Dataset records ▸
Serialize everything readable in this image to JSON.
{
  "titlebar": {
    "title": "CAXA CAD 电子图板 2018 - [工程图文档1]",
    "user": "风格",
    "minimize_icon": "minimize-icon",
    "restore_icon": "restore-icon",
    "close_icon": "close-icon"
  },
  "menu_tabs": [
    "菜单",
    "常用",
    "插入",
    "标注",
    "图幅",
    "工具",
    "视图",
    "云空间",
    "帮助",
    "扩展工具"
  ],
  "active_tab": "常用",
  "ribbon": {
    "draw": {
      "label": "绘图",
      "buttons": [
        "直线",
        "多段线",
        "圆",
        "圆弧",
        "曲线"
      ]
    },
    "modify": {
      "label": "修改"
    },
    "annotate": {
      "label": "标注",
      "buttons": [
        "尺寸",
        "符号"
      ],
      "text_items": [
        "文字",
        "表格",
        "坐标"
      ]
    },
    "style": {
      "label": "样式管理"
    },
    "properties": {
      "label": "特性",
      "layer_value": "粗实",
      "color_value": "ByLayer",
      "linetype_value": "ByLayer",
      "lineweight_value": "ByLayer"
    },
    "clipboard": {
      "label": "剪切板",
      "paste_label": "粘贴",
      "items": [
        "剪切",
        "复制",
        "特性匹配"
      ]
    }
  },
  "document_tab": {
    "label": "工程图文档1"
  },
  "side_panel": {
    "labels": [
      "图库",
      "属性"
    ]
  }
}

Set exercise ▸
The records above must be output exactly, in full.

The solution ▸
Serialize everything readable in this image to JSON.
{
  "titlebar": {
    "title": "CAXA CAD 电子图板 2018 - [工程图文档1]",
    "user": "风格",
    "minimize_icon": "minimize-icon",
    "restore_icon": "restore-icon",
    "close_icon": "close-icon"
  },
  "menu_tabs": [
    "菜单",
    "常用",
    "插入",
    "标注",
    "图幅",
    "工具",
    "视图",
    "云空间",
    "帮助",
    "扩展工具"
  ],
  "active_tab": "常用",
  "ribbon": {
    "draw": {
      "label": "绘图",
      "buttons": [
        "直线",
        "多段线",
        "圆",
        "圆弧",
        "曲线"
      ]
    },
    "modify": {
      "label": "修改"
    },
    "annotate": {
      "label": "标注",
      "buttons": [
        "尺寸",
        "符号"
      ],
      "text_items": [
        "文字",
        "表格",
        "坐标"
      ]
    },
    "style": {
      "label": "样式管理"
    },
    "properties": {
      "label": "特性",
      "layer_value": "粗实",
      "color_value": "ByLayer",
      "linetype_value": "ByLayer",
      "lineweight_value": "ByLayer"
    },
    "clipboard": {
      "label": "剪切板",
      "paste_label": "粘贴",
      "items": [
        "剪切",
        "复制",
        "特性匹配"
      ]
    }
  },
  "document_tab": {
    "label": "工程图文档1"
  },
  "side_panel": {
    "labels": [
      "图库",
      "属性"
    ]
  }
}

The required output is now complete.